== EXCERPTED RECORDS ==

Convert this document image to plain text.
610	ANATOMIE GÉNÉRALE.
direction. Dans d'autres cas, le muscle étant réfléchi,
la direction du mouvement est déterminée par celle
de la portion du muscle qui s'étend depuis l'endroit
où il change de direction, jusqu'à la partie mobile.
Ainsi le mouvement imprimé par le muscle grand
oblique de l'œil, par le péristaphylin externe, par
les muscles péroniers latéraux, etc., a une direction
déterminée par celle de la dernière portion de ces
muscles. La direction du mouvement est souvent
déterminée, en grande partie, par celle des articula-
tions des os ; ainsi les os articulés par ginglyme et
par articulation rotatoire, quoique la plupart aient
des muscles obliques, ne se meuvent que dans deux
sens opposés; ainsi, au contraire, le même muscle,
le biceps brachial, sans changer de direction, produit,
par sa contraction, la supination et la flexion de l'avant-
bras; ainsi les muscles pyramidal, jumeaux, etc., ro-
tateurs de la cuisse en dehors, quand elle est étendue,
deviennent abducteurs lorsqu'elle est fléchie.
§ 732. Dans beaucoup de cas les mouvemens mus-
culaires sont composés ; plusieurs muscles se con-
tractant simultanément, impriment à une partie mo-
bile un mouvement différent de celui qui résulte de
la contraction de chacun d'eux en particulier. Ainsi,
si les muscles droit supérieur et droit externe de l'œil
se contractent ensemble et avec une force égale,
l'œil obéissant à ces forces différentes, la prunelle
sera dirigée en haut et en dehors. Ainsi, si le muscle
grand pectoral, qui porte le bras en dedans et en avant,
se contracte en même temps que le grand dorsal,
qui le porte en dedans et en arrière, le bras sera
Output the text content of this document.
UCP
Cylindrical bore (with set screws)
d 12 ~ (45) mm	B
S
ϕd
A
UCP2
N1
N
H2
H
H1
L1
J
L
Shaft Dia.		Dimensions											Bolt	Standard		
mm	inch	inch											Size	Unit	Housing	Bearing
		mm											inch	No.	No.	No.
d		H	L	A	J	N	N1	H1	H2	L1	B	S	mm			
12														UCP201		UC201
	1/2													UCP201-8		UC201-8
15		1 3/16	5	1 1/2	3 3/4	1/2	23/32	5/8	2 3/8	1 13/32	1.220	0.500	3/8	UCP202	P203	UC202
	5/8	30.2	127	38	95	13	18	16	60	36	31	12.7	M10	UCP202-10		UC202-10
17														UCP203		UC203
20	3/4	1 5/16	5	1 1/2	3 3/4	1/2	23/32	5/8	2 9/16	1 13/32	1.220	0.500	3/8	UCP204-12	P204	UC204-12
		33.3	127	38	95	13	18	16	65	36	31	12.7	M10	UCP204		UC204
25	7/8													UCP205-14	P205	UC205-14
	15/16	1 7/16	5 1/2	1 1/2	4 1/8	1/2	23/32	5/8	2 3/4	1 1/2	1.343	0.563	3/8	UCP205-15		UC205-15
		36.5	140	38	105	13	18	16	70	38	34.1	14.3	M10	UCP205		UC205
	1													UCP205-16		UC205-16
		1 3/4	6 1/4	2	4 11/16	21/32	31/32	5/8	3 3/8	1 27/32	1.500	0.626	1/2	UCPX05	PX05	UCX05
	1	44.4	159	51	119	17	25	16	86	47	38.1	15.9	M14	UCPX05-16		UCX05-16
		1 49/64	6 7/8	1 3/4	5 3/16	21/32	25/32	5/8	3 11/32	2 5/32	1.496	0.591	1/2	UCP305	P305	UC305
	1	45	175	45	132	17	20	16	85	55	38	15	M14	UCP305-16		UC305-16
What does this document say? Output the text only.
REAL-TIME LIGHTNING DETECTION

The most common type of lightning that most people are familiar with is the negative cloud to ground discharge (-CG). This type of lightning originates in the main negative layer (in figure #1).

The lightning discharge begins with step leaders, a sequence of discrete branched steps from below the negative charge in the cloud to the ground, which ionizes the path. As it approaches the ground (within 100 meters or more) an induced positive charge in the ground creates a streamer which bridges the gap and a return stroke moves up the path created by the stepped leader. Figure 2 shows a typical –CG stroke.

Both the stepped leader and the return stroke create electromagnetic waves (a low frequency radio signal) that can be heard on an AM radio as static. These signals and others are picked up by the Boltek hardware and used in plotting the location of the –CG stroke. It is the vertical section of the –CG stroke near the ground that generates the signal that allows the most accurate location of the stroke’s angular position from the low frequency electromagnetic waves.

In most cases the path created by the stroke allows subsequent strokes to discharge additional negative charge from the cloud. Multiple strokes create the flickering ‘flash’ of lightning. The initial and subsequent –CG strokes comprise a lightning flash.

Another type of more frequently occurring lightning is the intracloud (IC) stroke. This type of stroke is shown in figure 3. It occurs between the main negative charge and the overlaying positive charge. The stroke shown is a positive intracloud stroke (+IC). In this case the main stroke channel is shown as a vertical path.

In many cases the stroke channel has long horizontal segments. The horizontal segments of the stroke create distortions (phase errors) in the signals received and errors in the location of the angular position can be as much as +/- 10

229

===

▶ OBJECTIVE: Extract all of the data exactly as written.

▶ EXPECTED OUTPUT:
Convert this document image to plain text.
610	ANATOMIE GÉNÉRALE.
direction. Dans d'autres cas, le muscle étant réfléchi,
la direction du mouvement est déterminée par celle
de la portion du muscle qui s'étend depuis l'endroit
où il change de direction, jusqu'à la partie mobile.
Ainsi le mouvement imprimé par le muscle grand
oblique de l'œil, par le péristaphylin externe, par
les muscles péroniers latéraux, etc., a une direction
déterminée par celle de la dernière portion de ces
muscles. La direction du mouvement est souvent
déterminée, en grande partie, par celle des articula-
tions des os ; ainsi les os articulés par ginglyme et
par articulation rotatoire, quoique la plupart aient
des muscles obliques, ne se meuvent que dans deux
sens opposés; ainsi, au contraire, le même muscle,
le biceps brachial, sans changer de direction, produit,
par sa contraction, la supination et la flexion de l'avant-
bras; ainsi les muscles pyramidal, jumeaux, etc., ro-
tateurs de la cuisse en dehors, quand elle est étendue,
deviennent abducteurs lorsqu'elle est fléchie.
§ 732. Dans beaucoup de cas les mouvemens mus-
culaires sont composés ; plusieurs muscles se con-
tractant simultanément, impriment à une partie mo-
bile un mouvement différent de celui qui résulte de
la contraction de chacun d'eux en particulier. Ainsi,
si les muscles droit supérieur et droit externe de l'œil
se contractent ensemble et avec une force égale,
l'œil obéissant à ces forces différentes, la prunelle
sera dirigée en haut et en dehors. Ainsi, si le muscle
grand pectoral, qui porte le bras en dedans et en avant,
se contracte en même temps que le grand dorsal,
qui le porte en dedans et en arrière, le bras sera
Output the text content of this document.
UCP
Cylindrical bore (with set screws)
d 12 ~ (45) mm	B
S
ϕd
A
UCP2
N1
N
H2
H
H1
L1
J
L
Shaft Dia.		Dimensions											Bolt	Standard		
mm	inch	inch											Size	Unit	Housing	Bearing
		mm											inch	No.	No.	No.
d		H	L	A	J	N	N1	H1	H2	L1	B	S	mm			
12														UCP201		UC201
	1/2													UCP201-8		UC201-8
15		1 3/16	5	1 1/2	3 3/4	1/2	23/32	5/8	2 3/8	1 13/32	1.220	0.500	3/8	UCP202	P203	UC202
	5/8	30.2	127	38	95	13	18	16	60	36	31	12.7	M10	UCP202-10		UC202-10
17														UCP203		UC203
20	3/4	1 5/16	5	1 1/2	3 3/4	1/2	23/32	5/8	2 9/16	1 13/32	1.220	0.500	3/8	UCP204-12	P204	UC204-12
		33.3	127	38	95	13	18	16	65	36	31	12.7	M10	UCP204		UC204
25	7/8													UCP205-14	P205	UC205-14
	15/16	1 7/16	5 1/2	1 1/2	4 1/8	1/2	23/32	5/8	2 3/4	1 1/2	1.343	0.563	3/8	UCP205-15		UC205-15
		36.5	140	38	105	13	18	16	70	38	34.1	14.3	M10	UCP205		UC205
	1													UCP205-16		UC205-16
		1 3/4	6 1/4	2	4 11/16	21/32	31/32	5/8	3 3/8	1 27/32	1.500	0.626	1/2	UCPX05	PX05	UCX05
	1	44.4	159	51	119	17	25	16	86	47	38.1	15.9	M14	UCPX05-16		UCX05-16
		1 49/64	6 7/8	1 3/4	5 3/16	21/32	25/32	5/8	3 11/32	2 5/32	1.496	0.591	1/2	UCP305	P305	UC305
	1	45	175	45	132	17	20	16	85	55	38	15	M14	UCP305-16		UC305-16
What does this document say? Output the text only.
REAL-TIME LIGHTNING DETECTION

The most common type of lightning that most people are familiar with is the negative cloud to ground discharge (-CG). This type of lightning originates in the main negative layer (in figure #1).

The lightning discharge begins with step leaders, a sequence of discrete branched steps from below the negative charge in the cloud to the ground, which ionizes the path. As it approaches the ground (within 100 meters or more) an induced positive charge in the ground creates a streamer which bridges the gap and a return stroke moves up the path created by the stepped leader. Figure 2 shows a typical –CG stroke.

Both the stepped leader and the return stroke create electromagnetic waves (a low frequency radio signal) that can be heard on an AM radio as static. These signals and others are picked up by the Boltek hardware and used in plotting the location of the –CG stroke. It is the vertical section of the –CG stroke near the ground that generates the signal that allows the most accurate location of the stroke’s angular position from the low frequency electromagnetic waves.

In most cases the path created by the stroke allows subsequent strokes to discharge additional negative charge from the cloud. Multiple strokes create the flickering ‘flash’ of lightning. The initial and subsequent –CG strokes comprise a lightning flash.

Another type of more frequently occurring lightning is the intracloud (IC) stroke. This type of stroke is shown in figure 3. It occurs between the main negative charge and the overlaying positive charge. The stroke shown is a positive intracloud stroke (+IC). In this case the main stroke channel is shown as a vertical path.

In many cases the stroke channel has long horizontal segments. The horizontal segments of the stroke create distortions (phase errors) in the signals received and errors in the location of the angular position can be as much as +/- 10

229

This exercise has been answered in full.